MATERIAL →
====
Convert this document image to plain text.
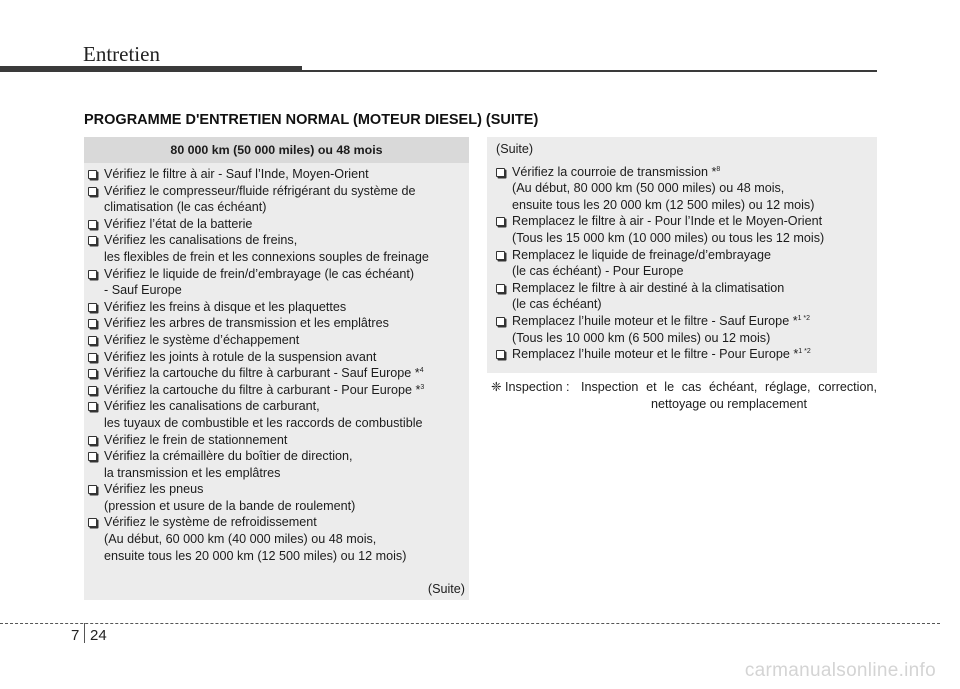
Entretien
PROGRAMME D'ENTRETIEN NORMAL (MOTEUR DIESEL) (SUITE)
80 000 km (50 000 miles) ou 48 mois
Vérifiez le filtre à air - Sauf l’Inde, Moyen-Orient
Vérifiez le compresseur/fluide réfrigérant du système de
climatisation (le cas échéant)
Vérifiez l’état de la batterie
Vérifiez les canalisations de freins,
les flexibles de frein et les connexions souples de freinage
Vérifiez le liquide de frein/d’embrayage (le cas échéant)
- Sauf Europe
Vérifiez les freins à disque et les plaquettes
Vérifiez les arbres de transmission et les emplâtres
Vérifiez le système d’échappement
Vérifiez les joints à rotule de la suspension avant
Vérifiez la cartouche du filtre à carburant - Sauf Europe *$^4$
Vérifiez la cartouche du filtre à carburant - Pour Europe *$^3$
Vérifiez les canalisations de carburant,
les tuyaux de combustible et les raccords de combustible
Vérifiez le frein de stationnement
Vérifiez la crémaillère du boîtier de direction,
la transmission et les emplâtres
Vérifiez les pneus
(pression et usure de la bande de roulement)
Vérifiez le système de refroidissement
(Au début, 60 000 km (40 000 miles) ou 48 mois,
ensuite tous les 20 000 km (12 500 miles) ou 12 mois)
(Suite)
(Suite)
Vérifiez la courroie de transmission *$^8$
(Au début, 80 000 km (50 000 miles) ou 48 mois,
ensuite tous les 20 000 km (12 500 miles) ou 12 mois)
Remplacez le filtre à air - Pour l’Inde et le Moyen-Orient
(Tous les 15 000 km (10 000 miles) ou tous les 12 mois)
Remplacez le liquide de freinage/d’embrayage
(le cas échéant) - Pour Europe
Remplacez le filtre à air destiné à la climatisation
(le cas échéant)
Remplacez l’huile moteur et le filtre - Sauf Europe *$^{1 *2}$
(Tous les 10 000 km (6 500 miles) ou 12 mois)
Remplacez l’huile moteur et le filtre - Pour Europe *$^{1 *2}$
❈ Inspection : Inspection et le cas échéant, réglage, correction, nettoyage ou remplacement
7 24
carmanualsonline.info
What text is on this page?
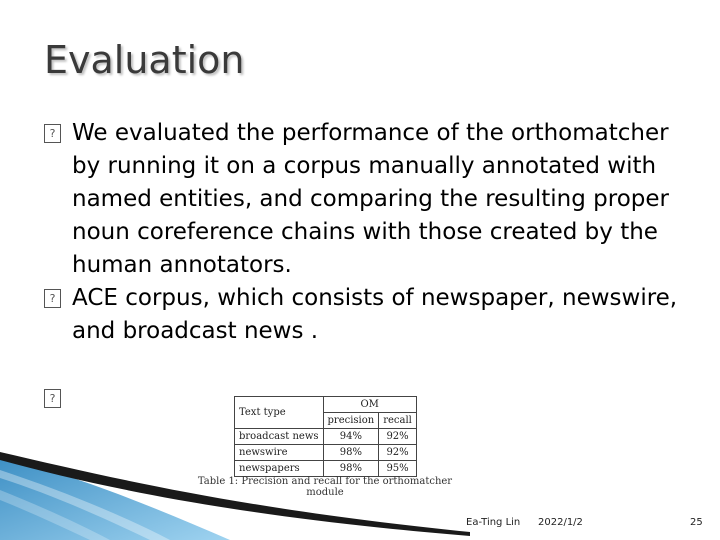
Evaluation
? We evaluated the performance of the orthomatcher by running it on a corpus manually annotated with named entities, and comparing the resulting proper noun coreference chains with those created by the human annotators.
? ACE corpus, which consists of newspaper, newswire, and broadcast news .
?
Text type	OM	
	precision	recall
broadcast news	94%	92%
newswire	98%	92%
newspapers	98%	95%
Table 1: Precision and recall for the orthomatcher module
Ea-Ting Lin 2022/1/2	25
====
TO DO → Each entry above should be reproduced exactly, with the pictures removed.

THE COMPLETED TASK →
Convert this document image to plain text.
Entretien
PROGRAMME D'ENTRETIEN NORMAL (MOTEUR DIESEL) (SUITE)
80 000 km (50 000 miles) ou 48 mois
Vérifiez le filtre à air - Sauf l’Inde, Moyen-Orient
Vérifiez le compresseur/fluide réfrigérant du système de
climatisation (le cas échéant)
Vérifiez l’état de la batterie
Vérifiez les canalisations de freins,
les flexibles de frein et les connexions souples de freinage
Vérifiez le liquide de frein/d’embrayage (le cas échéant)
- Sauf Europe
Vérifiez les freins à disque et les plaquettes
Vérifiez les arbres de transmission et les emplâtres
Vérifiez le système d’échappement
Vérifiez les joints à rotule de la suspension avant
Vérifiez la cartouche du filtre à carburant - Sauf Europe *$^4$
Vérifiez la cartouche du filtre à carburant - Pour Europe *$^3$
Vérifiez les canalisations de carburant,
les tuyaux de combustible et les raccords de combustible
Vérifiez le frein de stationnement
Vérifiez la crémaillère du boîtier de direction,
la transmission et les emplâtres
Vérifiez les pneus
(pression et usure de la bande de roulement)
Vérifiez le système de refroidissement
(Au début, 60 000 km (40 000 miles) ou 48 mois,
ensuite tous les 20 000 km (12 500 miles) ou 12 mois)
(Suite)
(Suite)
Vérifiez la courroie de transmission *$^8$
(Au début, 80 000 km (50 000 miles) ou 48 mois,
ensuite tous les 20 000 km (12 500 miles) ou 12 mois)
Remplacez le filtre à air - Pour l’Inde et le Moyen-Orient
(Tous les 15 000 km (10 000 miles) ou tous les 12 mois)
Remplacez le liquide de freinage/d’embrayage
(le cas échéant) - Pour Europe
Remplacez le filtre à air destiné à la climatisation
(le cas échéant)
Remplacez l’huile moteur et le filtre - Sauf Europe *$^{1 *2}$
(Tous les 10 000 km (6 500 miles) ou 12 mois)
Remplacez l’huile moteur et le filtre - Pour Europe *$^{1 *2}$
❈ Inspection : Inspection et le cas échéant, réglage, correction, nettoyage ou remplacement
7 24
carmanualsonline.info
What text is on this page?
Evaluation
? We evaluated the performance of the orthomatcher by running it on a corpus manually annotated with named entities, and comparing the resulting proper noun coreference chains with those created by the human annotators.
? ACE corpus, which consists of newspaper, newswire, and broadcast news .
?
Text type	OM	
	precision	recall
broadcast news	94%	92%
newswire	98%	92%
newspapers	98%	95%
Table 1: Precision and recall for the orthomatcher module
Ea-Ting Lin 2022/1/2	25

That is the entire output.